Task to complete ▸
Provide an exact reproduction of every entry.

Extracted entries ▸
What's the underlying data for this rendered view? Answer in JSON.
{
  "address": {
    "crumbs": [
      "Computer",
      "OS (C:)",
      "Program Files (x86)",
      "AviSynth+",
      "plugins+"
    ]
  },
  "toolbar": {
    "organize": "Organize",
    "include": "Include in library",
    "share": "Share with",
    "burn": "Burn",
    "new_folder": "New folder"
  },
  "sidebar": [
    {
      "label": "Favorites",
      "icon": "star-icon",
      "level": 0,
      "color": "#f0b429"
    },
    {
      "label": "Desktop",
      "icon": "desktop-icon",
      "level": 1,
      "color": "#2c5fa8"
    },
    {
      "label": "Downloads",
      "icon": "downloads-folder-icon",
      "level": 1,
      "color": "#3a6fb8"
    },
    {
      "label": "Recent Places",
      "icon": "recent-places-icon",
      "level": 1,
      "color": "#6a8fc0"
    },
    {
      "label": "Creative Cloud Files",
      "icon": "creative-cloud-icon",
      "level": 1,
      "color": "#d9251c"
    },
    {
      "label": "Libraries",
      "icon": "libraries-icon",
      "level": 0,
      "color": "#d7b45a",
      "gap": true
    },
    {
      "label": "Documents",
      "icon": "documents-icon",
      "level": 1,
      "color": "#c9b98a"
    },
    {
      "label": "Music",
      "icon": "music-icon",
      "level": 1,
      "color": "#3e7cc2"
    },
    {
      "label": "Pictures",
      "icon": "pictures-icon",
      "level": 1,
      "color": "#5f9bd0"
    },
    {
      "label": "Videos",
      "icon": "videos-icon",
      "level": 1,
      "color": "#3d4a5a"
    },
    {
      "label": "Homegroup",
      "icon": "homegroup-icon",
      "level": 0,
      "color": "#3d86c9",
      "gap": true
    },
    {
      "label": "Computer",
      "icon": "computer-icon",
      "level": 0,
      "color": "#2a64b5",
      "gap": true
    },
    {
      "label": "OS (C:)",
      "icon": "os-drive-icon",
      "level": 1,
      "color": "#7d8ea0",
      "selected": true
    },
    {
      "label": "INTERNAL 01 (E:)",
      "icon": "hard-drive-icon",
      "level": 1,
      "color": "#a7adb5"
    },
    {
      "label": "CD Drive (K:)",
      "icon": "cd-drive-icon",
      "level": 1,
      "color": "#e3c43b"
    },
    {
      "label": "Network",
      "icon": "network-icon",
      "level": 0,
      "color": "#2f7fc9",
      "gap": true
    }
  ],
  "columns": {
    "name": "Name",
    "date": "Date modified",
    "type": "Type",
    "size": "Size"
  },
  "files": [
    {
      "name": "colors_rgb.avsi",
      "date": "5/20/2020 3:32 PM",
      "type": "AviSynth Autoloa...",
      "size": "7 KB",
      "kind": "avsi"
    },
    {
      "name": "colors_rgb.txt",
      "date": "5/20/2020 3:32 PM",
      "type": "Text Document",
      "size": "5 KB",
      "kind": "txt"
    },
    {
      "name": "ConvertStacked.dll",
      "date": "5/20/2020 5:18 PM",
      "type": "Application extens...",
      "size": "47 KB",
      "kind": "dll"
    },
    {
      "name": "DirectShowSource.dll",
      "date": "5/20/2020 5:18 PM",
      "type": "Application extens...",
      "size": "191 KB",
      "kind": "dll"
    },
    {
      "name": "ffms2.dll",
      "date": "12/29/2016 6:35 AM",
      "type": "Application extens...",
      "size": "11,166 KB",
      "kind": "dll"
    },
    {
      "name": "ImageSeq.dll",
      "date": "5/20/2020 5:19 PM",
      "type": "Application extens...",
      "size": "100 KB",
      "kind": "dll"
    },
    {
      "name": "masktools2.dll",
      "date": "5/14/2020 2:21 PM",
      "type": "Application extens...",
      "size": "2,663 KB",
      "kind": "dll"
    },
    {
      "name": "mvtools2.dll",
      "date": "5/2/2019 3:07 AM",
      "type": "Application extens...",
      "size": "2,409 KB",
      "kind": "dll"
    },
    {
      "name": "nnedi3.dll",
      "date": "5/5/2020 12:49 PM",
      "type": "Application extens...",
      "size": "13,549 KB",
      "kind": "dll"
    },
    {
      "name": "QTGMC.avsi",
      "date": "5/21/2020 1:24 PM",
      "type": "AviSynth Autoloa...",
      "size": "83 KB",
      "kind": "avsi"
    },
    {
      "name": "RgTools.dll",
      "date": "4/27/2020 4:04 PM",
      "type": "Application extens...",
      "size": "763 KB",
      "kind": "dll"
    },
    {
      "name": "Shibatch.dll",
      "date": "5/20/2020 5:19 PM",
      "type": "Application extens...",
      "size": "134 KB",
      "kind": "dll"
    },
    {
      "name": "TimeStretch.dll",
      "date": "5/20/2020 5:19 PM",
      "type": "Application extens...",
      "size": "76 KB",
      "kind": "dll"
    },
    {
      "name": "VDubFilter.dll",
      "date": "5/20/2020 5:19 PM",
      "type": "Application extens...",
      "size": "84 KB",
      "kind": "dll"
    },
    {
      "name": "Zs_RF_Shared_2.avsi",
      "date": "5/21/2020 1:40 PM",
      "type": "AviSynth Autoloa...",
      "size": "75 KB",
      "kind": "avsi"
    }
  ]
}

Final answer ▸
What's the underlying data for this rendered view? Answer in JSON.
{
  "address": {
    "crumbs": [
      "Computer",
      "OS (C:)",
      "Program Files (x86)",
      "AviSynth+",
      "plugins+"
    ]
  },
  "toolbar": {
    "organize": "Organize",
    "include": "Include in library",
    "share": "Share with",
    "burn": "Burn",
    "new_folder": "New folder"
  },
  "sidebar": [
    {
      "label": "Favorites",
      "icon": "star-icon",
      "level": 0,
      "color": "#f0b429"
    },
    {
      "label": "Desktop",
      "icon": "desktop-icon",
      "level": 1,
      "color": "#2c5fa8"
    },
    {
      "label": "Downloads",
      "icon": "downloads-folder-icon",
      "level": 1,
      "color": "#3a6fb8"
    },
    {
      "label": "Recent Places",
      "icon": "recent-places-icon",
      "level": 1,
      "color": "#6a8fc0"
    },
    {
      "label": "Creative Cloud Files",
      "icon": "creative-cloud-icon",
      "level": 1,
      "color": "#d9251c"
    },
    {
      "label": "Libraries",
      "icon": "libraries-icon",
      "level": 0,
      "color": "#d7b45a",
      "gap": true
    },
    {
      "label": "Documents",
      "icon": "documents-icon",
      "level": 1,
      "color": "#c9b98a"
    },
    {
      "label": "Music",
      "icon": "music-icon",
      "level": 1,
      "color": "#3e7cc2"
    },
    {
      "label": "Pictures",
      "icon": "pictures-icon",
      "level": 1,
      "color": "#5f9bd0"
    },
    {
      "label": "Videos",
      "icon": "videos-icon",
      "level": 1,
      "color": "#3d4a5a"
    },
    {
      "label": "Homegroup",
      "icon": "homegroup-icon",
      "level": 0,
      "color": "#3d86c9",
      "gap": true
    },
    {
      "label": "Computer",
      "icon": "computer-icon",
      "level": 0,
      "color": "#2a64b5",
      "gap": true
    },
    {
      "label": "OS (C:)",
      "icon": "os-drive-icon",
      "level": 1,
      "color": "#7d8ea0",
      "selected": true
    },
    {
      "label": "INTERNAL 01 (E:)",
      "icon": "hard-drive-icon",
      "level": 1,
      "color": "#a7adb5"
    },
    {
      "label": "CD Drive (K:)",
      "icon": "cd-drive-icon",
      "level": 1,
      "color": "#e3c43b"
    },
    {
      "label": "Network",
      "icon": "network-icon",
      "level": 0,
      "color": "#2f7fc9",
      "gap": true
    }
  ],
  "columns": {
    "name": "Name",
    "date": "Date modified",
    "type": "Type",
    "size": "Size"
  },
  "files": [
    {
      "name": "colors_rgb.avsi",
      "date": "5/20/2020 3:32 PM",
      "type": "AviSynth Autoloa...",
      "size": "7 KB",
      "kind": "avsi"
    },
    {
      "name": "colors_rgb.txt",
      "date": "5/20/2020 3:32 PM",
      "type": "Text Document",
      "size": "5 KB",
      "kind": "txt"
    },
    {
      "name": "ConvertStacked.dll",
      "date": "5/20/2020 5:18 PM",
      "type": "Application extens...",
      "size": "47 KB",
      "kind": "dll"
    },
    {
      "name": "DirectShowSource.dll",
      "date": "5/20/2020 5:18 PM",
      "type": "Application extens...",
      "size": "191 KB",
      "kind": "dll"
    },
    {
      "name": "ffms2.dll",
      "date": "12/29/2016 6:35 AM",
      "type": "Application extens...",
      "size": "11,166 KB",
      "kind": "dll"
    },
    {
      "name": "ImageSeq.dll",
      "date": "5/20/2020 5:19 PM",
      "type": "Application extens...",
      "size": "100 KB",
      "kind": "dll"
    },
    {
      "name": "masktools2.dll",
      "date": "5/14/2020 2:21 PM",
      "type": "Application extens...",
      "size": "2,663 KB",
      "kind": "dll"
    },
    {
      "name": "mvtools2.dll",
      "date": "5/2/2019 3:07 AM",
      "type": "Application extens...",
      "size": "2,409 KB",
      "kind": "dll"
    },
    {
      "name": "nnedi3.dll",
      "date": "5/5/2020 12:49 PM",
      "type": "Application extens...",
      "size": "13,549 KB",
      "kind": "dll"
    },
    {
      "name": "QTGMC.avsi",
      "date": "5/21/2020 1:24 PM",
      "type": "AviSynth Autoloa...",
      "size": "83 KB",
      "kind": "avsi"
    },
    {
      "name": "RgTools.dll",
      "date": "4/27/2020 4:04 PM",
      "type": "Application extens...",
      "size": "763 KB",
      "kind": "dll"
    },
    {
      "name": "Shibatch.dll",
      "date": "5/20/2020 5:19 PM",
      "type": "Application extens...",
      "size": "134 KB",
      "kind": "dll"
    },
    {
      "name": "TimeStretch.dll",
      "date": "5/20/2020 5:19 PM",
      "type": "Application extens...",
      "size": "76 KB",
      "kind": "dll"
    },
    {
      "name": "VDubFilter.dll",
      "date": "5/20/2020 5:19 PM",
      "type": "Application extens...",
      "size": "84 KB",
      "kind": "dll"
    },
    {
      "name": "Zs_RF_Shared_2.avsi",
      "date": "5/21/2020 1:40 PM",
      "type": "AviSynth Autoloa...",
      "size": "75 KB",
      "kind": "avsi"
    }
  ]
}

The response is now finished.